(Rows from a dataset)
☆ ☆ ☆

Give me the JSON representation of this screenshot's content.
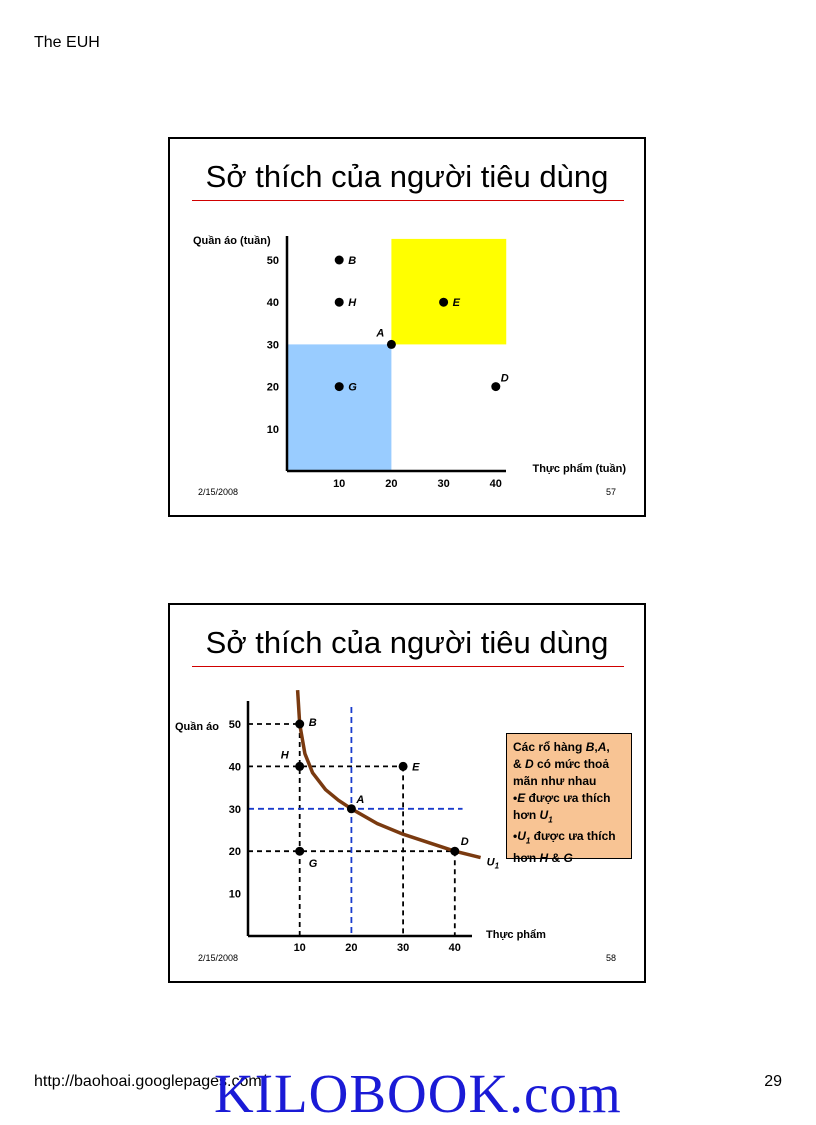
{
  "page": {
    "header": "The EUH",
    "footer_url": "http://baohoai.googlepages.com/",
    "page_number": "29",
    "watermark": "KILOBOOK.com"
  },
  "slides": [
    {
      "title": "Sở thích của người tiêu dùng",
      "date": "2/15/2008",
      "number": "57",
      "chart_data": {
        "type": "scatter",
        "xlabel": "Thực phẩm (tuần)",
        "ylabel": "Quần áo (tuần)",
        "x_ticks": [
          "10",
          "20",
          "30",
          "40"
        ],
        "y_ticks": [
          "10",
          "20",
          "30",
          "40",
          "50"
        ],
        "xlim": [
          0,
          45
        ],
        "ylim": [
          0,
          55
        ],
        "points": [
          {
            "label": "B",
            "x": 10,
            "y": 50
          },
          {
            "label": "H",
            "x": 10,
            "y": 40
          },
          {
            "label": "E",
            "x": 30,
            "y": 40
          },
          {
            "label": "A",
            "x": 20,
            "y": 30
          },
          {
            "label": "G",
            "x": 10,
            "y": 20
          },
          {
            "label": "D",
            "x": 40,
            "y": 20
          }
        ],
        "regions": [
          {
            "name": "preferred",
            "x": [
              20,
              42
            ],
            "y": [
              30,
              55
            ],
            "color": "#ffff00"
          },
          {
            "name": "less-preferred",
            "x": [
              0,
              20
            ],
            "y": [
              0,
              30
            ],
            "color": "#99ccff"
          }
        ]
      }
    },
    {
      "title": "Sở thích của người tiêu dùng",
      "date": "2/15/2008",
      "number": "58",
      "chart_data": {
        "type": "line",
        "xlabel": "Thực phẩm",
        "ylabel": "Quần áo",
        "x_ticks": [
          "10",
          "20",
          "30",
          "40"
        ],
        "y_ticks": [
          "10",
          "20",
          "30",
          "40",
          "50"
        ],
        "xlim": [
          0,
          45
        ],
        "ylim": [
          0,
          55
        ],
        "points": [
          {
            "label": "B",
            "x": 10,
            "y": 50
          },
          {
            "label": "H",
            "x": 10,
            "y": 40
          },
          {
            "label": "E",
            "x": 30,
            "y": 40
          },
          {
            "label": "A",
            "x": 20,
            "y": 30
          },
          {
            "label": "G",
            "x": 10,
            "y": 20
          },
          {
            "label": "D",
            "x": 40,
            "y": 20
          }
        ],
        "curve": {
          "name": "U1",
          "color": "#7a3a10",
          "x": [
            9.6,
            10,
            11,
            12.5,
            15,
            17.5,
            20,
            25,
            30,
            35,
            40,
            45
          ],
          "y": [
            58,
            50,
            43,
            38.5,
            34.5,
            32,
            30,
            26.5,
            24,
            22,
            20,
            18.5
          ]
        },
        "note": {
          "lines": [
            "Các rổ hàng B,A,",
            "& D có mức thoả",
            "mãn như nhau",
            "•E được ưa thích",
            "hơn U1",
            "•U1 được ưa thích",
            "hơn H & G"
          ]
        }
      }
    }
  ]
}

☆ ☆ ☆

#### What you need to do
Repeat the records word for word. Any picture in them should be left out.

#### Response
Give me the JSON representation of this screenshot's content.
{
  "page": {
    "header": "The EUH",
    "footer_url": "http://baohoai.googlepages.com/",
    "page_number": "29",
    "watermark": "KILOBOOK.com"
  },
  "slides": [
    {
      "title": "Sở thích của người tiêu dùng",
      "date": "2/15/2008",
      "number": "57",
      "chart_data": {
        "type": "scatter",
        "xlabel": "Thực phẩm (tuần)",
        "ylabel": "Quần áo (tuần)",
        "x_ticks": [
          "10",
          "20",
          "30",
          "40"
        ],
        "y_ticks": [
          "10",
          "20",
          "30",
          "40",
          "50"
        ],
        "xlim": [
          0,
          45
        ],
        "ylim": [
          0,
          55
        ],
        "points": [
          {
            "label": "B",
            "x": 10,
            "y": 50
          },
          {
            "label": "H",
            "x": 10,
            "y": 40
          },
          {
            "label": "E",
            "x": 30,
            "y": 40
          },
          {
            "label": "A",
            "x": 20,
            "y": 30
          },
          {
            "label": "G",
            "x": 10,
            "y": 20
          },
          {
            "label": "D",
            "x": 40,
            "y": 20
          }
        ],
        "regions": [
          {
            "name": "preferred",
            "x": [
              20,
              42
            ],
            "y": [
              30,
              55
            ],
            "color": "#ffff00"
          },
          {
            "name": "less-preferred",
            "x": [
              0,
              20
            ],
            "y": [
              0,
              30
            ],
            "color": "#99ccff"
          }
        ]
      }
    },
    {
      "title": "Sở thích của người tiêu dùng",
      "date": "2/15/2008",
      "number": "58",
      "chart_data": {
        "type": "line",
        "xlabel": "Thực phẩm",
        "ylabel": "Quần áo",
        "x_ticks": [
          "10",
          "20",
          "30",
          "40"
        ],
        "y_ticks": [
          "10",
          "20",
          "30",
          "40",
          "50"
        ],
        "xlim": [
          0,
          45
        ],
        "ylim": [
          0,
          55
        ],
        "points": [
          {
            "label": "B",
            "x": 10,
            "y": 50
          },
          {
            "label": "H",
            "x": 10,
            "y": 40
          },
          {
            "label": "E",
            "x": 30,
            "y": 40
          },
          {
            "label": "A",
            "x": 20,
            "y": 30
          },
          {
            "label": "G",
            "x": 10,
            "y": 20
          },
          {
            "label": "D",
            "x": 40,
            "y": 20
          }
        ],
        "curve": {
          "name": "U1",
          "color": "#7a3a10",
          "x": [
            9.6,
            10,
            11,
            12.5,
            15,
            17.5,
            20,
            25,
            30,
            35,
            40,
            45
          ],
          "y": [
            58,
            50,
            43,
            38.5,
            34.5,
            32,
            30,
            26.5,
            24,
            22,
            20,
            18.5
          ]
        },
        "note": {
          "lines": [
            "Các rổ hàng B,A,",
            "& D có mức thoả",
            "mãn như nhau",
            "•E được ưa thích",
            "hơn U1",
            "•U1 được ưa thích",
            "hơn H & G"
          ]
        }
      }
    }
  ]
}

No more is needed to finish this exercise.